>>>

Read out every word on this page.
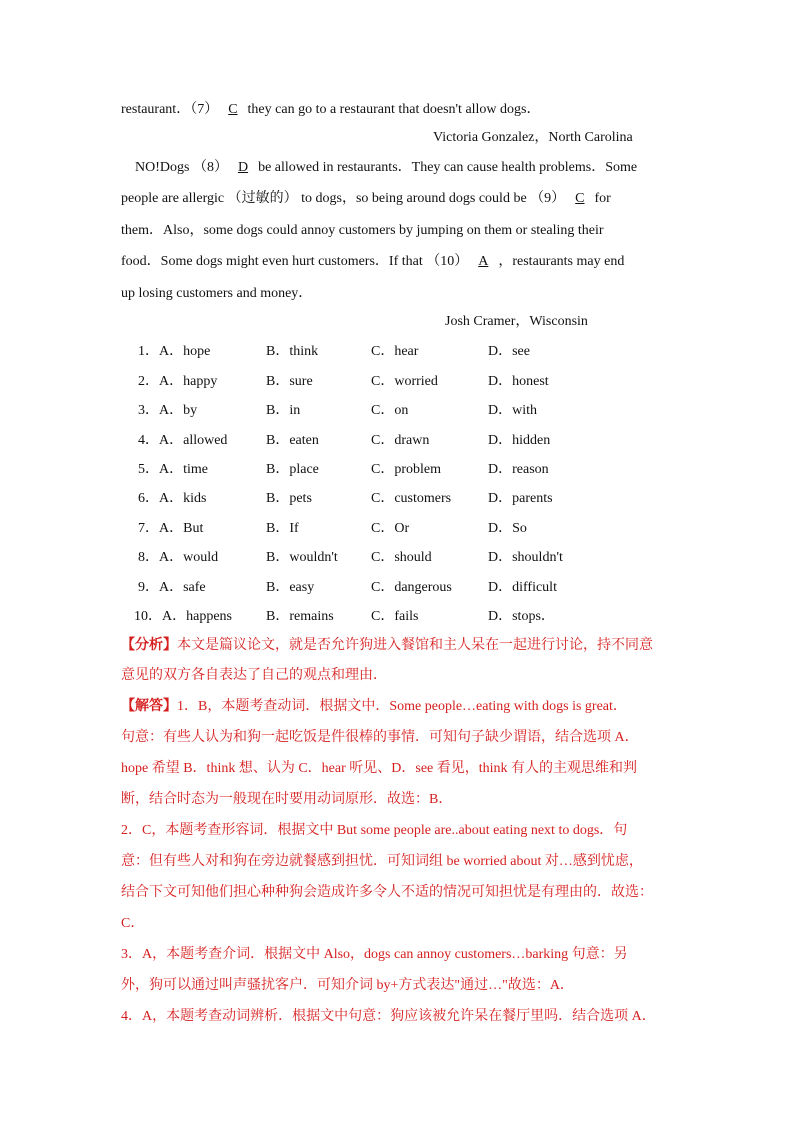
restaurant．（7） C they can go to a restaurant that doesn't allow dogs．
Victoria Gonzalez，North Carolina
NO!Dogs （8） D be allowed in restaurants．They can cause health problems．Some
people are allergic （过敏的） to dogs，so being around dogs could be （9） C for
them．Also，some dogs could annoy customers by jumping on them or stealing their
food．Some dogs might even hurt customers．If that （10） A ，restaurants may end
up losing customers and money．
Josh Cramer，Wisconsin
1．A．hope	B．think	C．hear	D．see
2．A．happy	B．sure	C．worried	D．honest
3．A．by	B．in	C．on	D．with
4．A．allowed	B．eaten	C．drawn	D．hidden
5．A．time	B．place	C．problem	D．reason
6．A．kids	B．pets	C．customers	D．parents
7．A．But	B．If	C．Or	D．So
8．A．would	B．wouldn't C．should	D．shouldn't
9．A．safe	B．easy	C．dangerous	D．difficult
10．A．happens B．remains	C．fails	D．stops．
【分析】本文是篇议论文，就是否允许狗进入餐馆和主人呆在一起进行讨论，持不同意
意见的双方各自表达了自己的观点和理由．
【解答】1．B，本题考查动词．根据文中．Some people…eating with dogs is great．
句意：有些人认为和狗一起吃饭是件很棒的事情．可知句子缺少谓语，结合选项 A．
hope 希望 B．think 想、认为 C．hear 听见、D．see 看见，think 有人的主观思维和判
断，结合时态为一般现在时要用动词原形．故选：B．
2．C，本题考查形容词．根据文中 But some people are..about eating next to dogs．句
意：但有些人对和狗在旁边就餐感到担忧．可知词组 be worried about 对…感到忧虑，
结合下文可知他们担心种种狗会造成许多令人不适的情况可知担忧是有理由的．故选：
C．
3．A，本题考查介词．根据文中 Also，dogs can annoy customers…barking 句意：另
外，狗可以通过叫声骚扰客户．可知介词 by+方式表达"通过…"故选：A．
4．A，本题考查动词辨析．根据文中句意：狗应该被允许呆在餐厅里吗．结合选项 A．
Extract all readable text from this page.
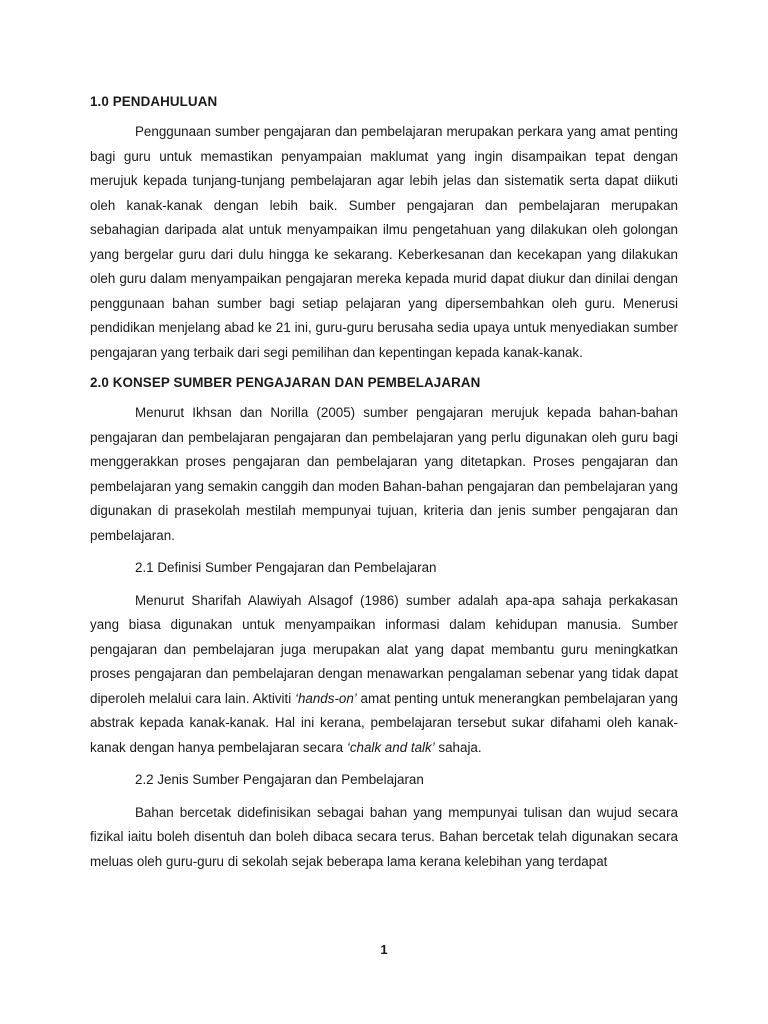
1.0 PENDAHULUAN

Penggunaan sumber pengajaran dan pembelajaran merupakan perkara yang amat penting bagi guru untuk memastikan penyampaian maklumat yang ingin disampaikan tepat dengan merujuk kepada tunjang-tunjang pembelajaran agar lebih jelas dan sistematik serta dapat diikuti oleh kanak-kanak dengan lebih baik. Sumber pengajaran dan pembelajaran merupakan sebahagian daripada alat untuk menyampaikan ilmu pengetahuan yang dilakukan oleh golongan yang bergelar guru dari dulu hingga ke sekarang. Keberkesanan dan kecekapan yang dilakukan oleh guru dalam menyampaikan pengajaran mereka kepada murid dapat diukur dan dinilai dengan penggunaan bahan sumber bagi setiap pelajaran yang dipersembahkan oleh guru. Menerusi pendidikan menjelang abad ke 21 ini, guru-guru berusaha sedia upaya untuk menyediakan sumber pengajaran yang terbaik dari segi pemilihan dan kepentingan kepada kanak-kanak.

2.0 KONSEP SUMBER PENGAJARAN DAN PEMBELAJARAN

Menurut Ikhsan dan Norilla (2005) sumber pengajaran merujuk kepada bahan-bahan pengajaran dan pembelajaran pengajaran dan pembelajaran yang perlu digunakan oleh guru bagi menggerakkan proses pengajaran dan pembelajaran yang ditetapkan. Proses pengajaran dan pembelajaran yang semakin canggih dan moden Bahan-bahan pengajaran dan pembelajaran yang digunakan di prasekolah mestilah mempunyai tujuan, kriteria dan jenis sumber pengajaran dan pembelajaran.

2.1 Definisi Sumber Pengajaran dan Pembelajaran

Menurut Sharifah Alawiyah Alsagof (1986) sumber adalah apa-apa sahaja perkakasan yang biasa digunakan untuk menyampaikan informasi dalam kehidupan manusia. Sumber pengajaran dan pembelajaran juga merupakan alat yang dapat membantu guru meningkatkan proses pengajaran dan pembelajaran dengan menawarkan pengalaman sebenar yang tidak dapat diperoleh melalui cara lain. Aktiviti ‘hands-on’ amat penting untuk menerangkan pembelajaran yang abstrak kepada kanak-kanak. Hal ini kerana, pembelajaran tersebut sukar difahami oleh kanak-kanak dengan hanya pembelajaran secara ‘chalk and talk’ sahaja.

2.2 Jenis Sumber Pengajaran dan Pembelajaran

Bahan bercetak didefinisikan sebagai bahan yang mempunyai tulisan dan wujud secara fizikal iaitu boleh disentuh dan boleh dibaca secara terus. Bahan bercetak telah digunakan secara meluas oleh guru-guru di sekolah sejak beberapa lama kerana kelebihan yang terdapat

1
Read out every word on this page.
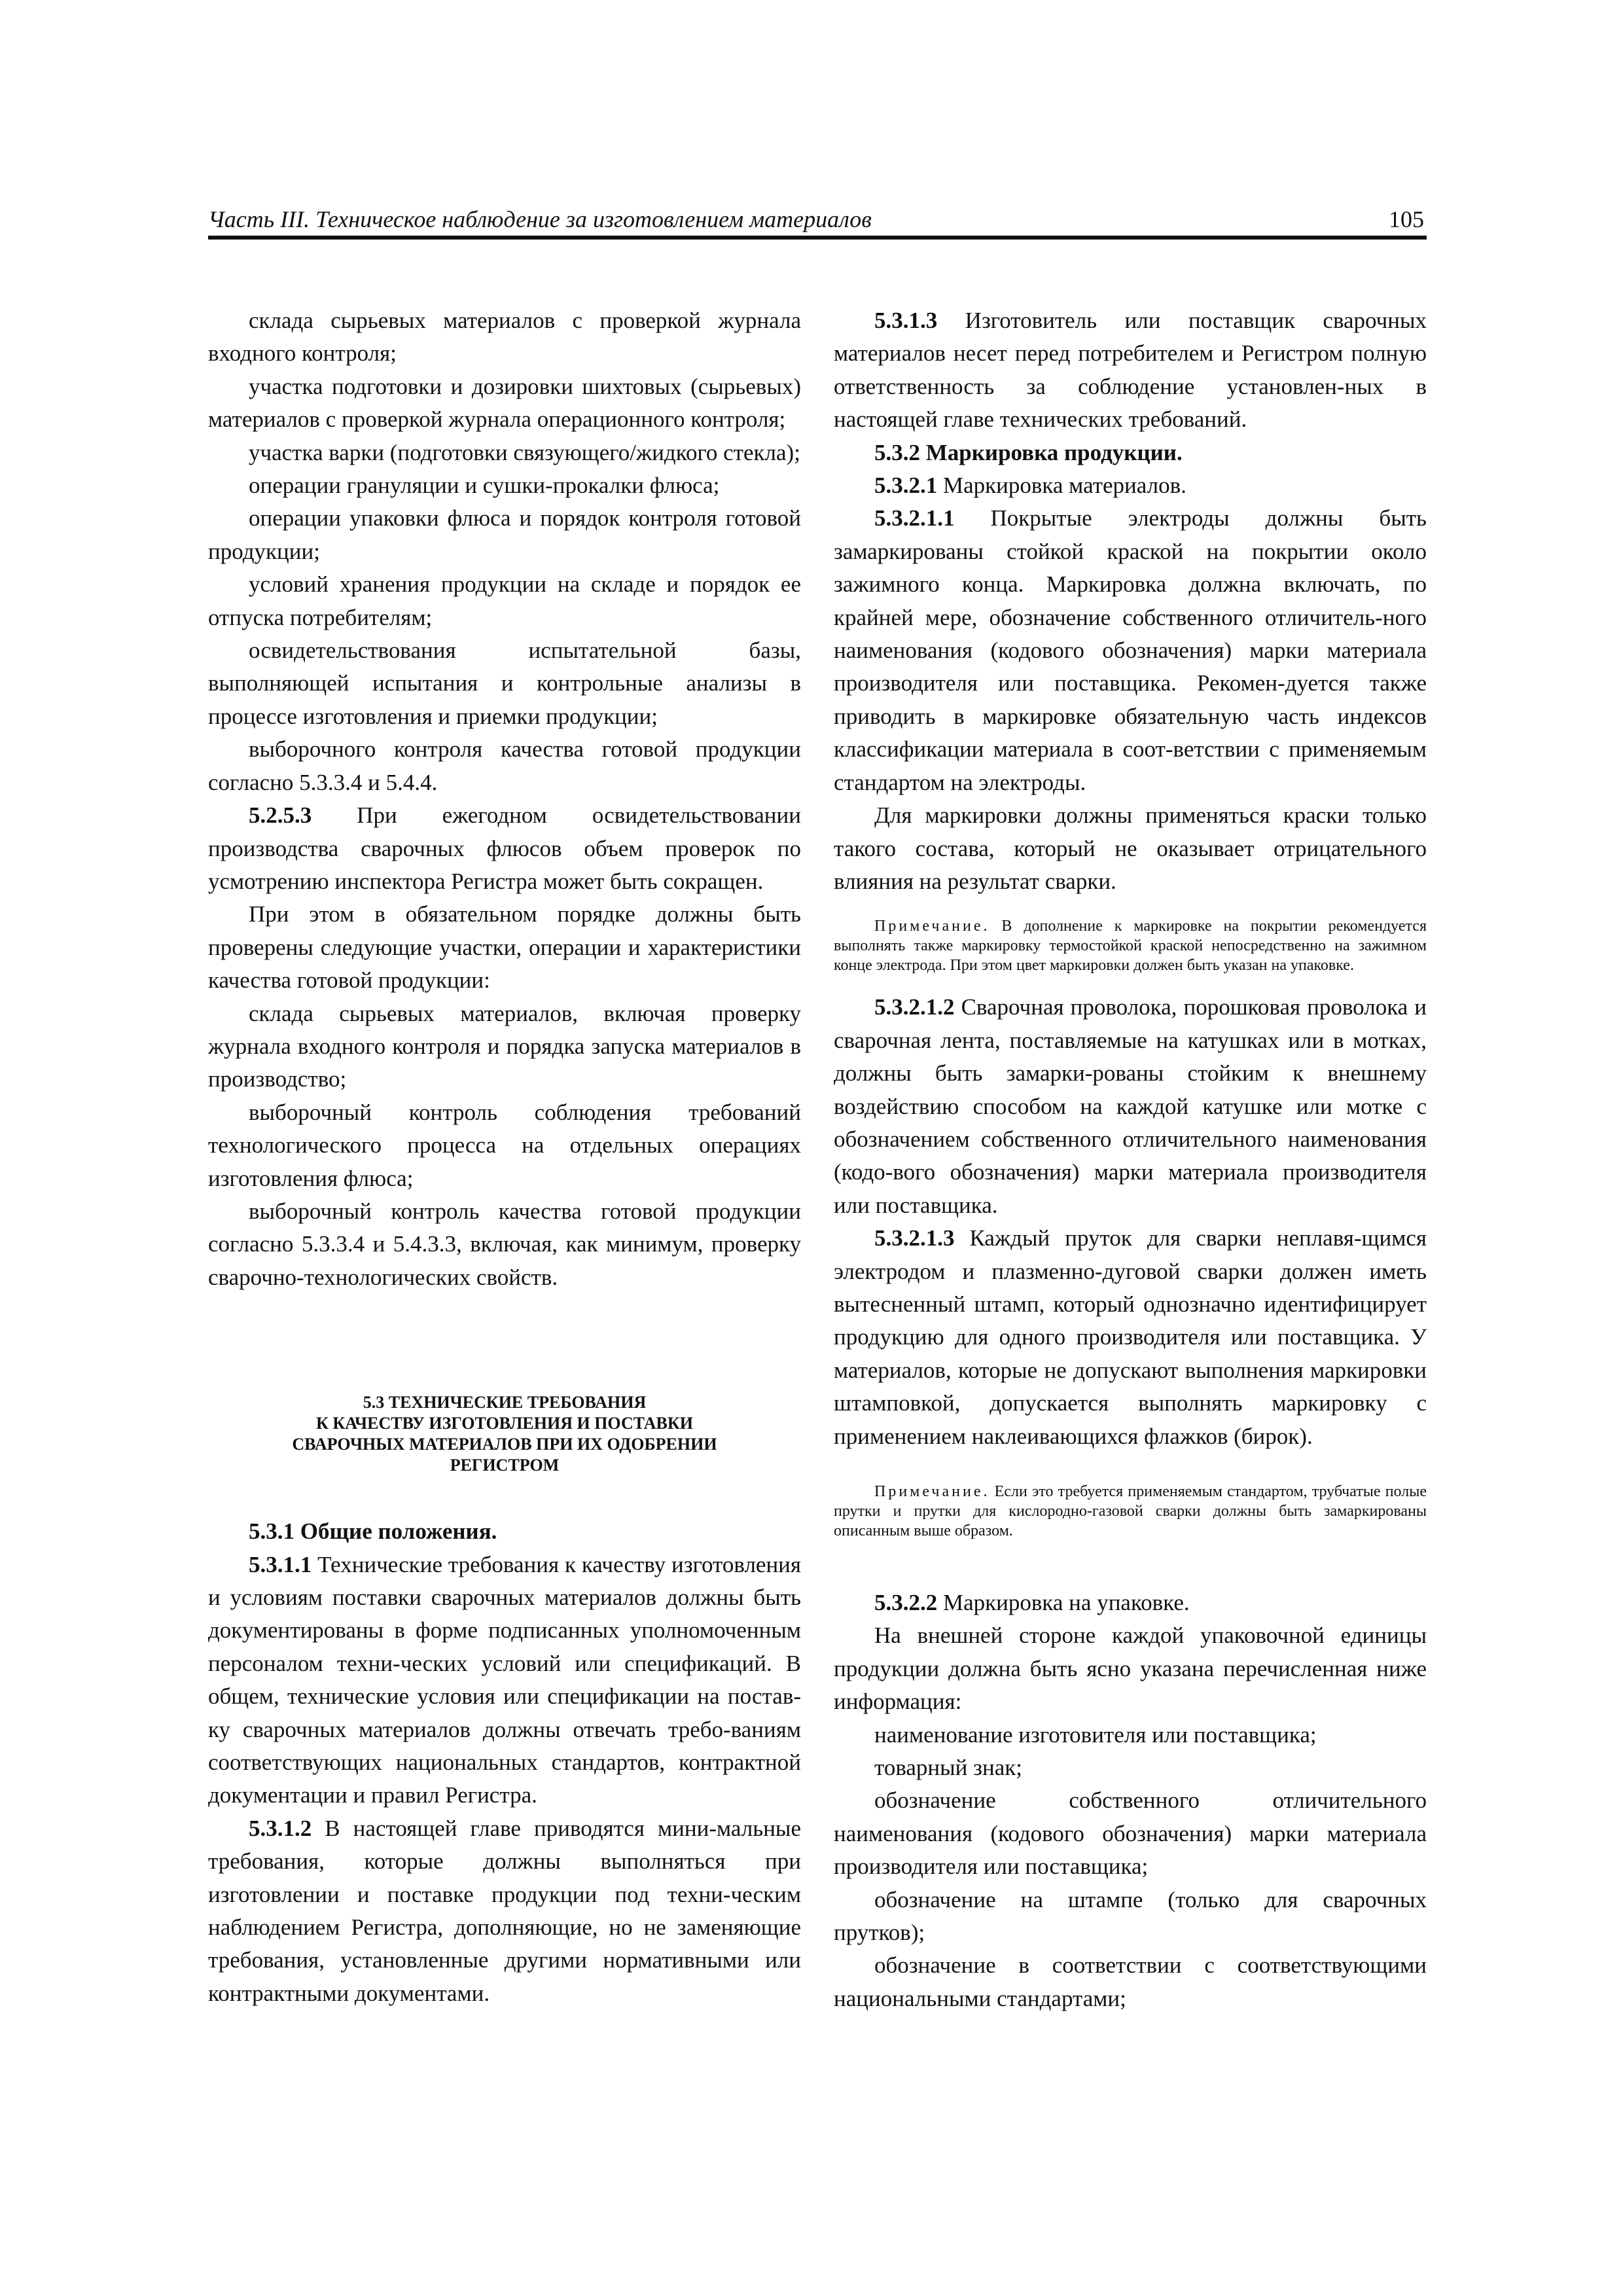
Часть III. Техническое наблюдение за изготовлением материалов	105

склада сырьевых материалов с проверкой журнала входного контроля;

участка подготовки и дозировки шихтовых (сырьевых) материалов с проверкой журнала операционного контроля;

участка варки (подготовки связующего/жидкого стекла);

операции грануляции и сушки-прокалки флюса;

операции упаковки флюса и порядок контроля готовой продукции;

условий хранения продукции на складе и порядок ее отпуска потребителям;

освидетельствования испытательной базы, выполняющей испытания и контрольные анализы в процессе изготовления и приемки продукции;

выборочного контроля качества готовой продукции согласно 5.3.3.4 и 5.4.4.

5.2.5.3 При ежегодном освидетельствовании производства сварочных флюсов объем проверок по усмотрению инспектора Регистра может быть сокращен.

При этом в обязательном порядке должны быть проверены следующие участки, операции и характеристики качества готовой продукции:

склада сырьевых материалов, включая проверку журнала входного контроля и порядка запуска материалов в производство;

выборочный контроль соблюдения требований технологического процесса на отдельных операциях изготовления флюса;

выборочный контроль качества готовой продукции согласно 5.3.3.4 и 5.4.3.3, включая, как минимум, проверку сварочно-технологических свойств.

5.3 ТЕХНИЧЕСКИЕ ТРЕБОВАНИЯ

К КАЧЕСТВУ ИЗГОТОВЛЕНИЯ И ПОСТАВКИ

СВАРОЧНЫХ МАТЕРИАЛОВ ПРИ ИХ ОДОБРЕНИИ

РЕГИСТРОМ

5.3.1 Общие положения.

5.3.1.1 Технические требования к качеству изготовления и условиям поставки сварочных материалов должны быть документированы в форме подписанных уполномоченным персоналом техни-ческих условий или спецификаций. В общем, технические условия или спецификации на постав-ку сварочных материалов должны отвечать требо-ваниям соответствующих национальных стандартов, контрактной документации и правил Регистра.

5.3.1.2 В настоящей главе приводятся мини-мальные требования, которые должны выполняться при изготовлении и поставке продукции под техни-ческим наблюдением Регистра, дополняющие, но не заменяющие требования, установленные другими нормативными или контрактными документами.

5.3.1.3 Изготовитель или поставщик сварочных материалов несет перед потребителем и Регистром полную ответственность за соблюдение установлен-ных в настоящей главе технических требований.

5.3.2 Маркировка продукции.

5.3.2.1 Маркировка материалов.

5.3.2.1.1 Покрытые электроды должны быть замаркированы стойкой краской на покрытии около зажимного конца. Маркировка должна включать, по крайней мере, обозначение собственного отличитель-ного наименования (кодового обозначения) марки материала производителя или поставщика. Рекомен-дуется также приводить в маркировке обязательную часть индексов классификации материала в соот-ветствии с применяемым стандартом на электроды.

Для маркировки должны применяться краски только такого состава, который не оказывает отрицательного влияния на результат сварки.

Примечание. В дополнение к маркировке на покрытии рекомендуется выполнять также маркировку термостойкой краской непосредственно на зажимном конце электрода. При этом цвет маркировки должен быть указан на упаковке.

5.3.2.1.2 Сварочная проволока, порошковая проволока и сварочная лента, поставляемые на катушках или в мотках, должны быть замарки-рованы стойким к внешнему воздействию способом на каждой катушке или мотке с обозначением собственного отличительного наименования (кодо-вого обозначения) марки материала производителя или поставщика.

5.3.2.1.3 Каждый пруток для сварки неплавя-щимся электродом и плазменно-дуговой сварки должен иметь вытесненный штамп, который однозначно идентифицирует продукцию для одного производителя или поставщика. У материалов, которые не допускают выполнения маркировки штамповкой, допускается выполнять маркировку с применением наклеивающихся флажков (бирок).

Примечание. Если это требуется применяемым стандартом, трубчатые полые прутки и прутки для кислородно-газовой сварки должны быть замаркированы описанным выше образом.

5.3.2.2 Маркировка на упаковке.

На внешней стороне каждой упаковочной единицы продукции должна быть ясно указана перечисленная ниже информация:

наименование изготовителя или поставщика;

товарный знак;

обозначение собственного отличительного наименования (кодового обозначения) марки материала производителя или поставщика;

обозначение на штампе (только для сварочных прутков);

обозначение в соответствии с соответствующими национальными стандартами;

<<<

= WRITTEN EXERCISE =
From the listing, copy every line where the string "журнала" appears.

= SOLUTION BELOW =
склада сырьевых материалов с проверкой журнала входного контроля;
участка подготовки и дозировки шихтовых (сырьевых) материалов с проверкой журнала операционного контроля;
склада сырьевых материалов, включая проверку журнала входного контроля и порядка запуска материалов в производство;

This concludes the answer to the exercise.